--- START OF Records for this exercise ---

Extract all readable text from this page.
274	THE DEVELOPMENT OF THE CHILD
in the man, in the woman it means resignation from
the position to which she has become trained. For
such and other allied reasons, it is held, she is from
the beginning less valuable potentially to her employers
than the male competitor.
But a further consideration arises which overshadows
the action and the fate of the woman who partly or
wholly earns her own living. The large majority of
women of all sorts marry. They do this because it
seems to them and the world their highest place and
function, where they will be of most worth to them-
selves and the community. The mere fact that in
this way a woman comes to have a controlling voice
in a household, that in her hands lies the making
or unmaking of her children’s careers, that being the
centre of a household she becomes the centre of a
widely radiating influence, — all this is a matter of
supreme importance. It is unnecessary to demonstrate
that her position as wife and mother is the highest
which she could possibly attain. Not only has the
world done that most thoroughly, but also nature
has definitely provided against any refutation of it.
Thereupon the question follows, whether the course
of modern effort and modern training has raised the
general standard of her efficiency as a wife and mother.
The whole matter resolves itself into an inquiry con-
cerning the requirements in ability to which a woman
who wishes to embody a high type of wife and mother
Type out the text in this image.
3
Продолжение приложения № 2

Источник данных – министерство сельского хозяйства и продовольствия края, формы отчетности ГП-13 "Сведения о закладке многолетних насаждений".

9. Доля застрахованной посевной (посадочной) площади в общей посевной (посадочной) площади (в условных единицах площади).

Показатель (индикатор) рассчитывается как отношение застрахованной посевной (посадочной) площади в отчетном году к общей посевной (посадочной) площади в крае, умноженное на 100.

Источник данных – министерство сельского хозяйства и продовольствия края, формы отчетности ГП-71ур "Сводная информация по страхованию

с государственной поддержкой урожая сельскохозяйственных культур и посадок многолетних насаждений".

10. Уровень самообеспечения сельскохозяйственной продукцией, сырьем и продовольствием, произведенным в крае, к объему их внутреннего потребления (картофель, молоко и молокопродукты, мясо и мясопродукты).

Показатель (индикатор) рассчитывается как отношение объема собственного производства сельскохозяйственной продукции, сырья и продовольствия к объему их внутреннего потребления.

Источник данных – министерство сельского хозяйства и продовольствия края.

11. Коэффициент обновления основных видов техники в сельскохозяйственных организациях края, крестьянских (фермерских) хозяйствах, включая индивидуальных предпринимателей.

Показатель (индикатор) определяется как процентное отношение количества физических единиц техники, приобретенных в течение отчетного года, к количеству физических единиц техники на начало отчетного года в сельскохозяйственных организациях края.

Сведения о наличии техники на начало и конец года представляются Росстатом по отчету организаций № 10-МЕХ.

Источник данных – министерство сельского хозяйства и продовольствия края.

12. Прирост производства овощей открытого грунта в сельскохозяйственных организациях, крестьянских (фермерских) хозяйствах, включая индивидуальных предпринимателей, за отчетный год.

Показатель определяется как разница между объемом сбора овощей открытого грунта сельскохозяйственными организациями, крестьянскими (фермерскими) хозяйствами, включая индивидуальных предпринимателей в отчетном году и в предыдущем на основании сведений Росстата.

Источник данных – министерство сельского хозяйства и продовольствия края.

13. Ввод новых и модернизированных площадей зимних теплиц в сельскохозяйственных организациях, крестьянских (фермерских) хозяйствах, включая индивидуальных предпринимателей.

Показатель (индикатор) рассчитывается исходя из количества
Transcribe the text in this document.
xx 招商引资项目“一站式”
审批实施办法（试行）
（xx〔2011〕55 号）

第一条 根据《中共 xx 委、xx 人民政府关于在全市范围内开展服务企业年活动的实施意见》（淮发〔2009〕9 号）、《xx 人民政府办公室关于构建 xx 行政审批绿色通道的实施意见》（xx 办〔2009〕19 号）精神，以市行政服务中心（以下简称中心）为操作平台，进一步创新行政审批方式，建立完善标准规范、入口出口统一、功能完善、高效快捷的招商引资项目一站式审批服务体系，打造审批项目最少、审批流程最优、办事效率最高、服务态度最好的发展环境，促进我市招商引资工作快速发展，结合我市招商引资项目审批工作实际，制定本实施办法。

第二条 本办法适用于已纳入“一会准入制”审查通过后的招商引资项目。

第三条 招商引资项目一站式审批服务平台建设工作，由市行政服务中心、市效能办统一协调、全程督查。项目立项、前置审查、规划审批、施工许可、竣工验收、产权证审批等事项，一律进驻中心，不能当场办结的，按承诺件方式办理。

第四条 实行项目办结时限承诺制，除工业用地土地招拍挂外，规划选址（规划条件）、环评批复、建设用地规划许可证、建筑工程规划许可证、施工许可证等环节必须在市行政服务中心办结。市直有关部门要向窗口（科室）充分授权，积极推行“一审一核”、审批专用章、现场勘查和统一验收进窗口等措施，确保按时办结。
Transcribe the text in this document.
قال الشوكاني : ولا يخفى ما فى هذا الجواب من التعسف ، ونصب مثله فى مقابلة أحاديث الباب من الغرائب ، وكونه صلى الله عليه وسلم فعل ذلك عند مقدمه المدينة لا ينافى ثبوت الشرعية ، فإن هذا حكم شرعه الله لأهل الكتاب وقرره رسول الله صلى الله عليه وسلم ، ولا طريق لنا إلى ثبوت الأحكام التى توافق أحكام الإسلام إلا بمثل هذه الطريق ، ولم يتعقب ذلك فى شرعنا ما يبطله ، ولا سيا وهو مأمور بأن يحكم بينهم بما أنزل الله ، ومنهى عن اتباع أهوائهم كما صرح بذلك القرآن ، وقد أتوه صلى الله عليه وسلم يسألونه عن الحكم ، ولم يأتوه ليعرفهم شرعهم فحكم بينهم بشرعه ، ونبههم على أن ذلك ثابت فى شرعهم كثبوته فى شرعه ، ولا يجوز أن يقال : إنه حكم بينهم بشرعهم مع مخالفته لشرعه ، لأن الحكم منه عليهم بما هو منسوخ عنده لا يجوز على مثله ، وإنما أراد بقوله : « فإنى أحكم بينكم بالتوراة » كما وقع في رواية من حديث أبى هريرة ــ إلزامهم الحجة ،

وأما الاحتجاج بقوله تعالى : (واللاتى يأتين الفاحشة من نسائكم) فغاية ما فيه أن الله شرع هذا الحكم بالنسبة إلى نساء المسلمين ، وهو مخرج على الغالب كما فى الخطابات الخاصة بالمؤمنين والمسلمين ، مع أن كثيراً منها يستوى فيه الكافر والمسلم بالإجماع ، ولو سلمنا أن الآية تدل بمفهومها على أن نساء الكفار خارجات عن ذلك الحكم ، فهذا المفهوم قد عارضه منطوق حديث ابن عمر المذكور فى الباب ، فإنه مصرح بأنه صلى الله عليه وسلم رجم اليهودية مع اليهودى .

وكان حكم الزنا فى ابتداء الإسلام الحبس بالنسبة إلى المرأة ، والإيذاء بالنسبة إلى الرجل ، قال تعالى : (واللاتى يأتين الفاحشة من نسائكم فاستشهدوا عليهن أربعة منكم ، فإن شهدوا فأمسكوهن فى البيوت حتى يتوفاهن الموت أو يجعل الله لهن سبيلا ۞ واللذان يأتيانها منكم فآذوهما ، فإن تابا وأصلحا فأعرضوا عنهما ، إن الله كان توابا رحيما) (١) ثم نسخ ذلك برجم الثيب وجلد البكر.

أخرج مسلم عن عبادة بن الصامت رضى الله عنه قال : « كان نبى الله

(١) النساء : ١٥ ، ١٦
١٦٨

--- END OF Records for this exercise ---

Work to complete:
Set down every record above exactly as given.

Result for this task:
Extract all readable text from this page.
274	THE DEVELOPMENT OF THE CHILD
in the man, in the woman it means resignation from
the position to which she has become trained. For
such and other allied reasons, it is held, she is from
the beginning less valuable potentially to her employers
than the male competitor.
But a further consideration arises which overshadows
the action and the fate of the woman who partly or
wholly earns her own living. The large majority of
women of all sorts marry. They do this because it
seems to them and the world their highest place and
function, where they will be of most worth to them-
selves and the community. The mere fact that in
this way a woman comes to have a controlling voice
in a household, that in her hands lies the making
or unmaking of her children’s careers, that being the
centre of a household she becomes the centre of a
widely radiating influence, — all this is a matter of
supreme importance. It is unnecessary to demonstrate
that her position as wife and mother is the highest
which she could possibly attain. Not only has the
world done that most thoroughly, but also nature
has definitely provided against any refutation of it.
Thereupon the question follows, whether the course
of modern effort and modern training has raised the
general standard of her efficiency as a wife and mother.
The whole matter resolves itself into an inquiry con-
cerning the requirements in ability to which a woman
who wishes to embody a high type of wife and mother
Type out the text in this image.
3
Продолжение приложения № 2

Источник данных – министерство сельского хозяйства и продовольствия края, формы отчетности ГП-13 "Сведения о закладке многолетних насаждений".

9. Доля застрахованной посевной (посадочной) площади в общей посевной (посадочной) площади (в условных единицах площади).

Показатель (индикатор) рассчитывается как отношение застрахованной посевной (посадочной) площади в отчетном году к общей посевной (посадочной) площади в крае, умноженное на 100.

Источник данных – министерство сельского хозяйства и продовольствия края, формы отчетности ГП-71ур "Сводная информация по страхованию

с государственной поддержкой урожая сельскохозяйственных культур и посадок многолетних насаждений".

10. Уровень самообеспечения сельскохозяйственной продукцией, сырьем и продовольствием, произведенным в крае, к объему их внутреннего потребления (картофель, молоко и молокопродукты, мясо и мясопродукты).

Показатель (индикатор) рассчитывается как отношение объема собственного производства сельскохозяйственной продукции, сырья и продовольствия к объему их внутреннего потребления.

Источник данных – министерство сельского хозяйства и продовольствия края.

11. Коэффициент обновления основных видов техники в сельскохозяйственных организациях края, крестьянских (фермерских) хозяйствах, включая индивидуальных предпринимателей.

Показатель (индикатор) определяется как процентное отношение количества физических единиц техники, приобретенных в течение отчетного года, к количеству физических единиц техники на начало отчетного года в сельскохозяйственных организациях края.

Сведения о наличии техники на начало и конец года представляются Росстатом по отчету организаций № 10-МЕХ.

Источник данных – министерство сельского хозяйства и продовольствия края.

12. Прирост производства овощей открытого грунта в сельскохозяйственных организациях, крестьянских (фермерских) хозяйствах, включая индивидуальных предпринимателей, за отчетный год.

Показатель определяется как разница между объемом сбора овощей открытого грунта сельскохозяйственными организациями, крестьянскими (фермерскими) хозяйствами, включая индивидуальных предпринимателей в отчетном году и в предыдущем на основании сведений Росстата.

Источник данных – министерство сельского хозяйства и продовольствия края.

13. Ввод новых и модернизированных площадей зимних теплиц в сельскохозяйственных организациях, крестьянских (фермерских) хозяйствах, включая индивидуальных предпринимателей.

Показатель (индикатор) рассчитывается исходя из количества
Transcribe the text in this document.
xx 招商引资项目“一站式”
审批实施办法（试行）
（xx〔2011〕55 号）

第一条 根据《中共 xx 委、xx 人民政府关于在全市范围内开展服务企业年活动的实施意见》（淮发〔2009〕9 号）、《xx 人民政府办公室关于构建 xx 行政审批绿色通道的实施意见》（xx 办〔2009〕19 号）精神，以市行政服务中心（以下简称中心）为操作平台，进一步创新行政审批方式，建立完善标准规范、入口出口统一、功能完善、高效快捷的招商引资项目一站式审批服务体系，打造审批项目最少、审批流程最优、办事效率最高、服务态度最好的发展环境，促进我市招商引资工作快速发展，结合我市招商引资项目审批工作实际，制定本实施办法。

第二条 本办法适用于已纳入“一会准入制”审查通过后的招商引资项目。

第三条 招商引资项目一站式审批服务平台建设工作，由市行政服务中心、市效能办统一协调、全程督查。项目立项、前置审查、规划审批、施工许可、竣工验收、产权证审批等事项，一律进驻中心，不能当场办结的，按承诺件方式办理。

第四条 实行项目办结时限承诺制，除工业用地土地招拍挂外，规划选址（规划条件）、环评批复、建设用地规划许可证、建筑工程规划许可证、施工许可证等环节必须在市行政服务中心办结。市直有关部门要向窗口（科室）充分授权，积极推行“一审一核”、审批专用章、现场勘查和统一验收进窗口等措施，确保按时办结。
Transcribe the text in this document.
قال الشوكاني : ولا يخفى ما فى هذا الجواب من التعسف ، ونصب مثله فى مقابلة أحاديث الباب من الغرائب ، وكونه صلى الله عليه وسلم فعل ذلك عند مقدمه المدينة لا ينافى ثبوت الشرعية ، فإن هذا حكم شرعه الله لأهل الكتاب وقرره رسول الله صلى الله عليه وسلم ، ولا طريق لنا إلى ثبوت الأحكام التى توافق أحكام الإسلام إلا بمثل هذه الطريق ، ولم يتعقب ذلك فى شرعنا ما يبطله ، ولا سيا وهو مأمور بأن يحكم بينهم بما أنزل الله ، ومنهى عن اتباع أهوائهم كما صرح بذلك القرآن ، وقد أتوه صلى الله عليه وسلم يسألونه عن الحكم ، ولم يأتوه ليعرفهم شرعهم فحكم بينهم بشرعه ، ونبههم على أن ذلك ثابت فى شرعهم كثبوته فى شرعه ، ولا يجوز أن يقال : إنه حكم بينهم بشرعهم مع مخالفته لشرعه ، لأن الحكم منه عليهم بما هو منسوخ عنده لا يجوز على مثله ، وإنما أراد بقوله : « فإنى أحكم بينكم بالتوراة » كما وقع في رواية من حديث أبى هريرة ــ إلزامهم الحجة ،

وأما الاحتجاج بقوله تعالى : (واللاتى يأتين الفاحشة من نسائكم) فغاية ما فيه أن الله شرع هذا الحكم بالنسبة إلى نساء المسلمين ، وهو مخرج على الغالب كما فى الخطابات الخاصة بالمؤمنين والمسلمين ، مع أن كثيراً منها يستوى فيه الكافر والمسلم بالإجماع ، ولو سلمنا أن الآية تدل بمفهومها على أن نساء الكفار خارجات عن ذلك الحكم ، فهذا المفهوم قد عارضه منطوق حديث ابن عمر المذكور فى الباب ، فإنه مصرح بأنه صلى الله عليه وسلم رجم اليهودية مع اليهودى .

وكان حكم الزنا فى ابتداء الإسلام الحبس بالنسبة إلى المرأة ، والإيذاء بالنسبة إلى الرجل ، قال تعالى : (واللاتى يأتين الفاحشة من نسائكم فاستشهدوا عليهن أربعة منكم ، فإن شهدوا فأمسكوهن فى البيوت حتى يتوفاهن الموت أو يجعل الله لهن سبيلا ۞ واللذان يأتيانها منكم فآذوهما ، فإن تابا وأصلحا فأعرضوا عنهما ، إن الله كان توابا رحيما) (١) ثم نسخ ذلك برجم الثيب وجلد البكر.

أخرج مسلم عن عبادة بن الصامت رضى الله عنه قال : « كان نبى الله

(١) النساء : ١٥ ، ١٦
١٦٨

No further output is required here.